►

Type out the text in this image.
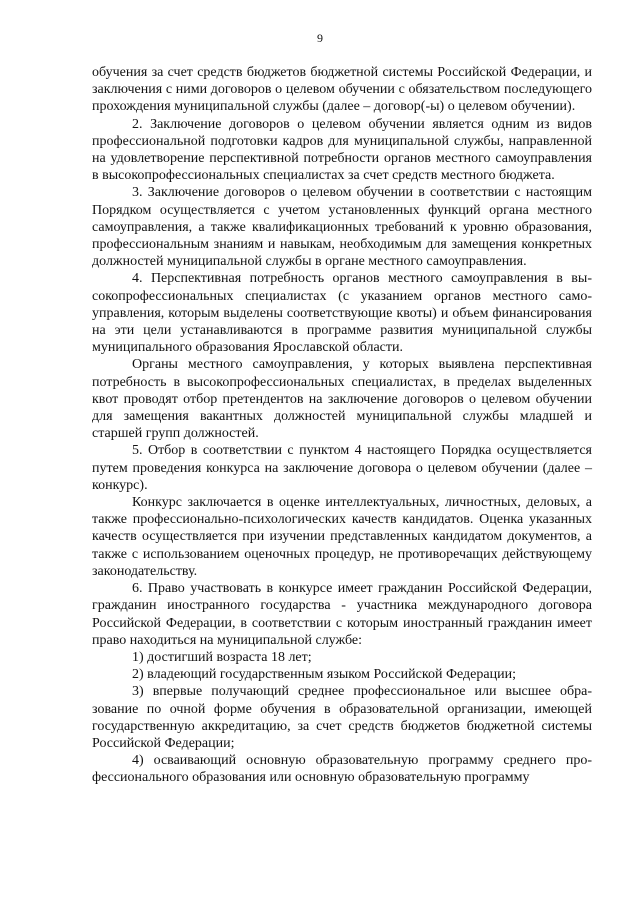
9

обучения за счет средств бюджетов бюджетной системы Российской Федерации, и заключения с ними договоров о целевом обучении с обязательством последующего прохождения муниципальной службы (далее – договор(-ы) о целевом обучении).

2. Заключение договоров о целевом обучении является одним из видов профессиональной подготовки кадров для муниципальной службы, направленной на удовлетворение перспективной потребности органов местного самоуправления в высокопрофессиональных специалистах за счет средств местного бюджета.

3. Заключение договоров о целевом обучении в соответствии с настоящим Порядком осуществляется с учетом установленных функций органа местного самоуправления, а также квалификационных требований к уровню образования, профессиональным знаниям и навыкам, необходимым для замещения конкретных должностей муниципальной службы в органе местного самоуправления.

4. Перспективная потребность органов местного самоуправления в высокопрофессиональных специалистах (с указанием органов местного самоуправления, которым выделены соответствующие квоты) и объем финансирования на эти цели устанавливаются в программе развития муниципальной службы муниципального образования Ярославской области.

Органы местного самоуправления, у которых выявлена перспективная потребность в высокопрофессиональных специалистах, в пределах выделенных квот проводят отбор претендентов на заключение договоров о целевом обучении для замещения вакантных должностей муниципальной службы младшей и старшей групп должностей.

5. Отбор в соответствии с пунктом 4 настоящего Порядка осуществляется путем проведения конкурса на заключение договора о целевом обучении (далее – конкурс).

Конкурс заключается в оценке интеллектуальных, личностных, деловых, а также профессионально-психологических качеств кандидатов. Оценка указанных качеств осуществляется при изучении представленных кандидатом документов, а также с использованием оценочных процедур, не противоречащих действующему законодательству.

6. Право участвовать в конкурсе имеет гражданин Российской Федерации, гражданин иностранного государства - участника международного договора Российской Федерации, в соответствии с которым иностранный гражданин имеет право находиться на муниципальной службе:

1) достигший возраста 18 лет;

2) владеющий государственным языком Российской Федерации;

3) впервые получающий среднее профессиональное или высшее образование по очной форме обучения в образовательной организации, имеющей государственную аккредитацию, за счет средств бюджетов бюджетной системы Российской Федерации;

4) осваивающий основную образовательную программу среднего профессионального образования или основную образовательную программу
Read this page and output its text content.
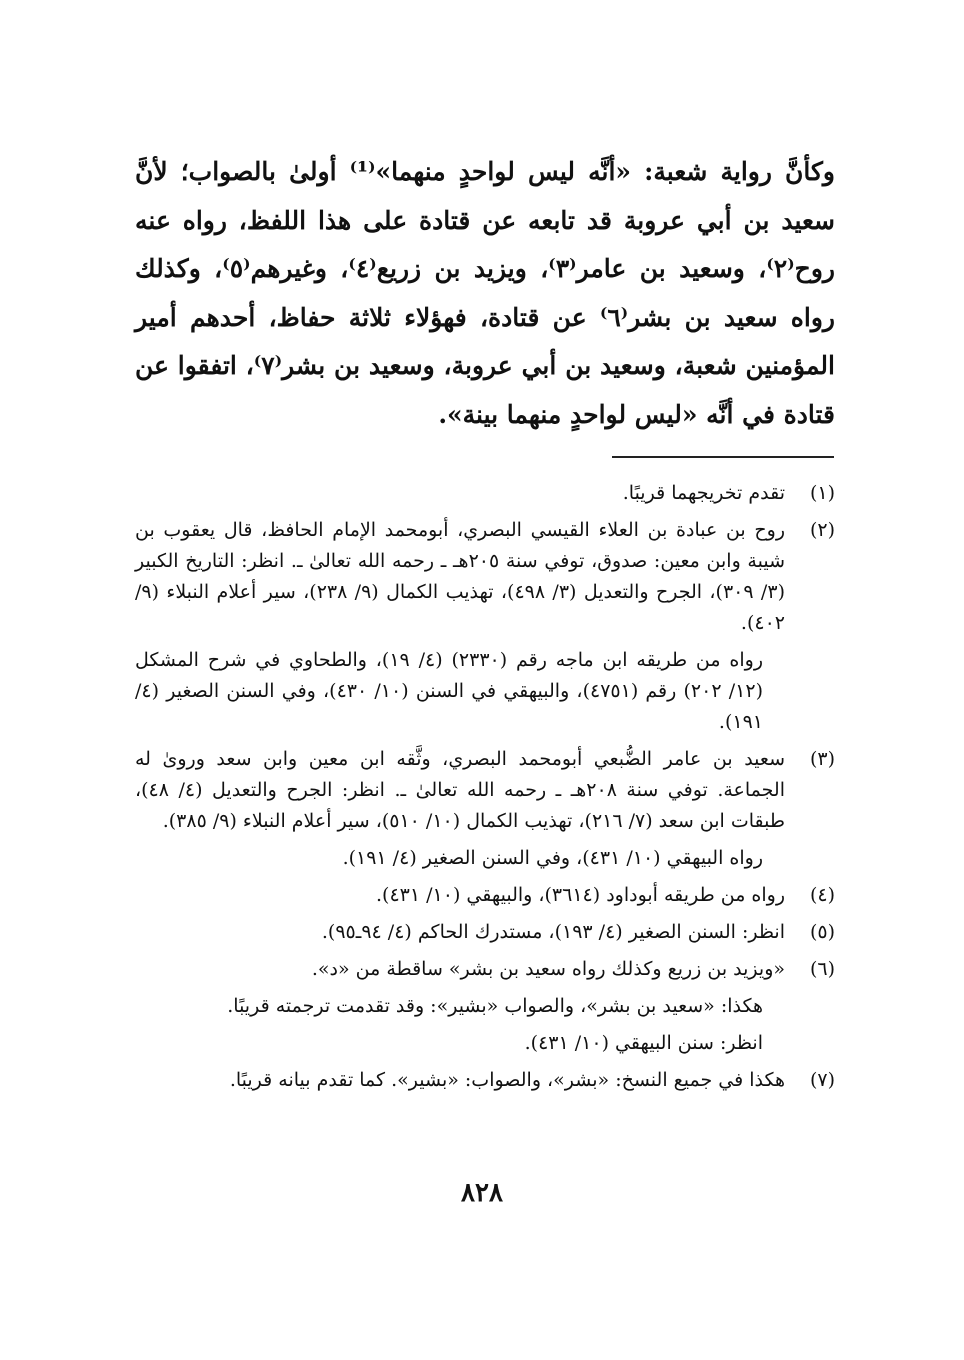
وكأنَّ رواية شعبة: «أنَّه ليس لواحدٍ منهما»⁽¹⁾ أولىٰ بالصواب؛ لأنَّ سعيد بن أبي عروبة قد تابعه عن قتادة على هذا اللفظ، رواه عنه روح⁽٢⁾، وسعيد بن عامر⁽٣⁾، ويزيد بن زريع⁽٤⁾، وغيرهم⁽٥⁾، وكذلك رواه سعيد بن بشر⁽٦⁾ عن قتادة، فهؤلاء ثلاثة حفاظ، أحدهم أمير المؤمنين شعبة، وسعيد بن أبي عروبة، وسعيد بن بشر⁽٧⁾، اتفقوا عن قتادة في أنَّه «ليس لواحدٍ منهما بينة».

(١)

تقدم تخريجهما قريبًا.

(٢)

روح بن عبادة بن العلاء القيسي البصري، أبومحمد الإمام الحافظ، قال يعقوب بن شيبة وابن معين: صدوق، توفي سنة ٢٠٥هـ ـ رحمه الله تعالىٰ ـ. انظر: التاريخ الكبير (٣/ ٣٠٩)، الجرح والتعديل (٣/ ٤٩٨)، تهذيب الكمال (٩/ ٢٣٨)، سير أعلام النبلاء (٩/ ٤٠٢).

رواه من طريقه ابن ماجه رقم (٢٣٣٠) (٤/ ١٩)، والطحاوي في شرح المشكل (١٢/ ٢٠٢) رقم (٤٧٥١)، والبيهقي في السنن (١٠/ ٤٣٠)، وفي السنن الصغير (٤/ ١٩١).

(٣)

سعيد بن عامر الضُّبعي أبومحمد البصري، وثَّقه ابن معين وابن سعد وروىٰ له الجماعة. توفي سنة ٢٠٨هـ ـ رحمه الله تعالىٰ ـ. انظر: الجرح والتعديل (٤/ ٤٨)، طبقات ابن سعد (٧/ ٢١٦)، تهذيب الكمال (١٠/ ٥١٠)، سير أعلام النبلاء (٩/ ٣٨٥).

رواه البيهقي (١٠/ ٤٣١)، وفي السنن الصغير (٤/ ١٩١).

(٤)

رواه من طريقه أبوداود (٣٦١٤)، والبيهقي (١٠/ ٤٣١).

(٥)

انظر: السنن الصغير (٤/ ١٩٣)، مستدرك الحاكم (٤/ ٩٤ـ٩٥).

(٦)

«ويزيد بن زريع وكذلك رواه سعيد بن بشر» ساقطة من «د».

هكذا: «سعيد بن بشر»، والصواب «بشير»: وقد تقدمت ترجمته قريبًا.

انظر: سنن البيهقي (١٠/ ٤٣١).

(٧)

هكذا في جميع النسخ: «بشر»، والصواب: «بشير». كما تقدم بيانه قريبًا.

٨٢٨
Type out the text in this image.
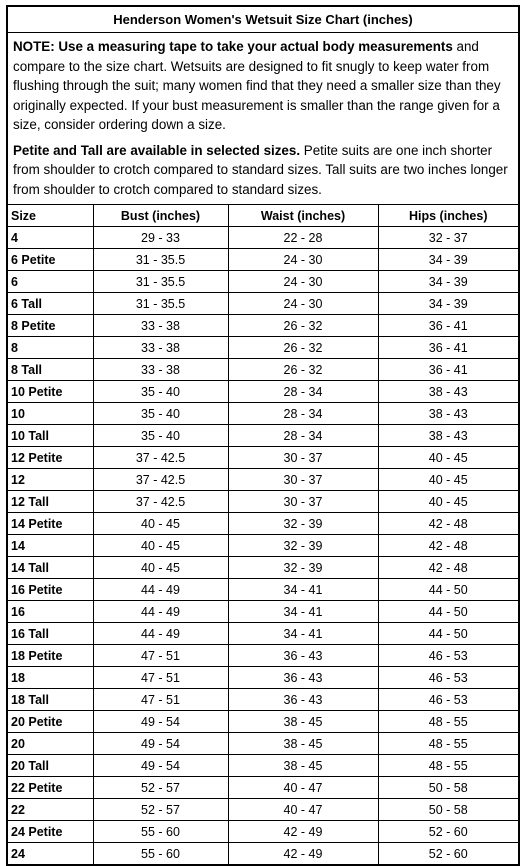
Henderson Women's Wetsuit Size Chart (inches)

NOTE: Use a measuring tape to take your actual body measurements and compare to the size chart. Wetsuits are designed to fit snugly to keep water from flushing through the suit; many women find that they need a smaller size than they originally expected. If your bust measurement is smaller than the range given for a size, consider ordering down a size.

Petite and Tall are available in selected sizes. Petite suits are one inch shorter from shoulder to crotch compared to standard sizes. Tall suits are two inches longer from shoulder to crotch compared to standard sizes.

Size	Bust (inches)	Waist (inches)	Hips (inches)
4	29 - 33	22 - 28	32 - 37
6 Petite	31 - 35.5	24 - 30	34 - 39
6	31 - 35.5	24 - 30	34 - 39
6 Tall	31 - 35.5	24 - 30	34 - 39
8 Petite	33 - 38	26 - 32	36 - 41
8	33 - 38	26 - 32	36 - 41
8 Tall	33 - 38	26 - 32	36 - 41
10 Petite	35 - 40	28 - 34	38 - 43
10	35 - 40	28 - 34	38 - 43
10 Tall	35 - 40	28 - 34	38 - 43
12 Petite	37 - 42.5	30 - 37	40 - 45
12	37 - 42.5	30 - 37	40 - 45
12 Tall	37 - 42.5	30 - 37	40 - 45
14 Petite	40 - 45	32 - 39	42 - 48
14	40 - 45	32 - 39	42 - 48
14 Tall	40 - 45	32 - 39	42 - 48
16 Petite	44 - 49	34 - 41	44 - 50
16	44 - 49	34 - 41	44 - 50
16 Tall	44 - 49	34 - 41	44 - 50
18 Petite	47 - 51	36 - 43	46 - 53
18	47 - 51	36 - 43	46 - 53
18 Tall	47 - 51	36 - 43	46 - 53
20 Petite	49 - 54	38 - 45	48 - 55
20	49 - 54	38 - 45	48 - 55
20 Tall	49 - 54	38 - 45	48 - 55
22 Petite	52 - 57	40 - 47	50 - 58
22	52 - 57	40 - 47	50 - 58
24 Petite	55 - 60	42 - 49	52 - 60
24	55 - 60	42 - 49	52 - 60
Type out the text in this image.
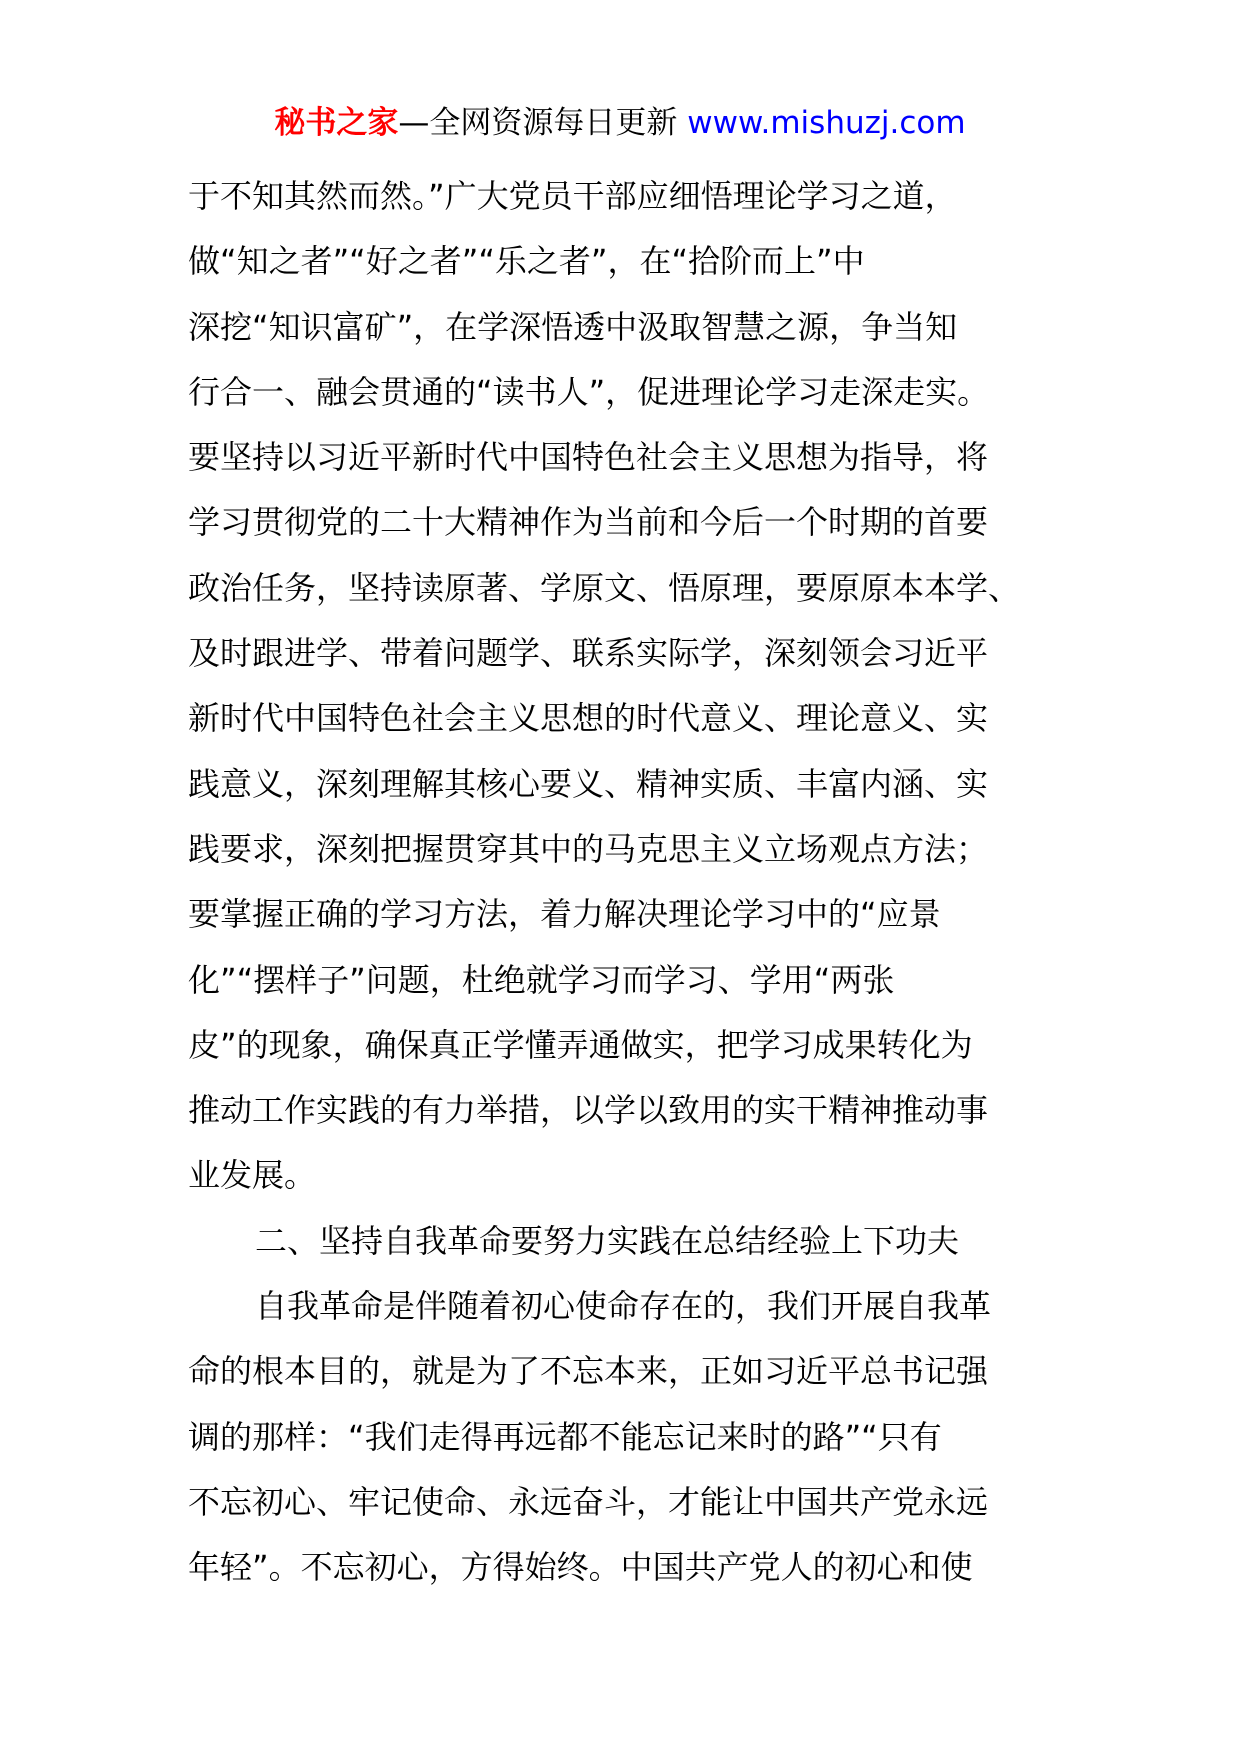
秘书之家—全网资源每日更新 www.mishuzj.com
于不知其然而然。”广大党员干部应细悟理论学习之道，
做“知之者”“好之者”“乐之者”，在“拾阶而上”中
深挖“知识富矿”，在学深悟透中汲取智慧之源，争当知
行合一、融会贯通的“读书人”，促进理论学习走深走实。
要坚持以习近平新时代中国特色社会主义思想为指导，将
学习贯彻党的二十大精神作为当前和今后一个时期的首要
政治任务，坚持读原著、学原文、悟原理，要原原本本学、
及时跟进学、带着问题学、联系实际学，深刻领会习近平
新时代中国特色社会主义思想的时代意义、理论意义、实
践意义，深刻理解其核心要义、精神实质、丰富内涵、实
践要求，深刻把握贯穿其中的马克思主义立场观点方法；
要掌握正确的学习方法，着力解决理论学习中的“应景
化”“摆样子”问题，杜绝就学习而学习、学用“两张
皮”的现象，确保真正学懂弄通做实，把学习成果转化为
推动工作实践的有力举措，以学以致用的实干精神推动事
业发展。
二、坚持自我革命要努力实践在总结经验上下功夫
自我革命是伴随着初心使命存在的，我们开展自我革
命的根本目的，就是为了不忘本来，正如习近平总书记强
调的那样：“我们走得再远都不能忘记来时的路”“只有
不忘初心、牢记使命、永远奋斗，才能让中国共产党永远
年轻”。不忘初心，方得始终。中国共产党人的初心和使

◄

# [Set task]
Select from the material above each line in which the string "انظر" appears, and list those lines.

# [Result for this exercise]
روح بن عبادة بن العلاء القيسي البصري، أبومحمد الإمام الحافظ، قال يعقوب بن شيبة وابن معين: صدوق، توفي سنة ٢٠٥هـ ـ رحمه الله تعالىٰ ـ. انظر: التاريخ الكبير (٣/ ٣٠٩)، الجرح والتعديل (٣/ ٤٩٨)، تهذيب الكمال (٩/ ٢٣٨)، سير أعلام النبلاء (٩/ ٤٠٢).
سعيد بن عامر الضُّبعي أبومحمد البصري، وثَّقه ابن معين وابن سعد وروىٰ له الجماعة. توفي سنة ٢٠٨هـ ـ رحمه الله تعالىٰ ـ. انظر: الجرح والتعديل (٤/ ٤٨)، طبقات ابن سعد (٧/ ٢١٦)، تهذيب الكمال (١٠/ ٥١٠)، سير أعلام النبلاء (٩/ ٣٨٥).
انظر: السنن الصغير (٤/ ١٩٣)، مستدرك الحاكم (٤/ ٩٤ـ٩٥).
انظر: سنن البيهقي (١٠/ ٤٣١).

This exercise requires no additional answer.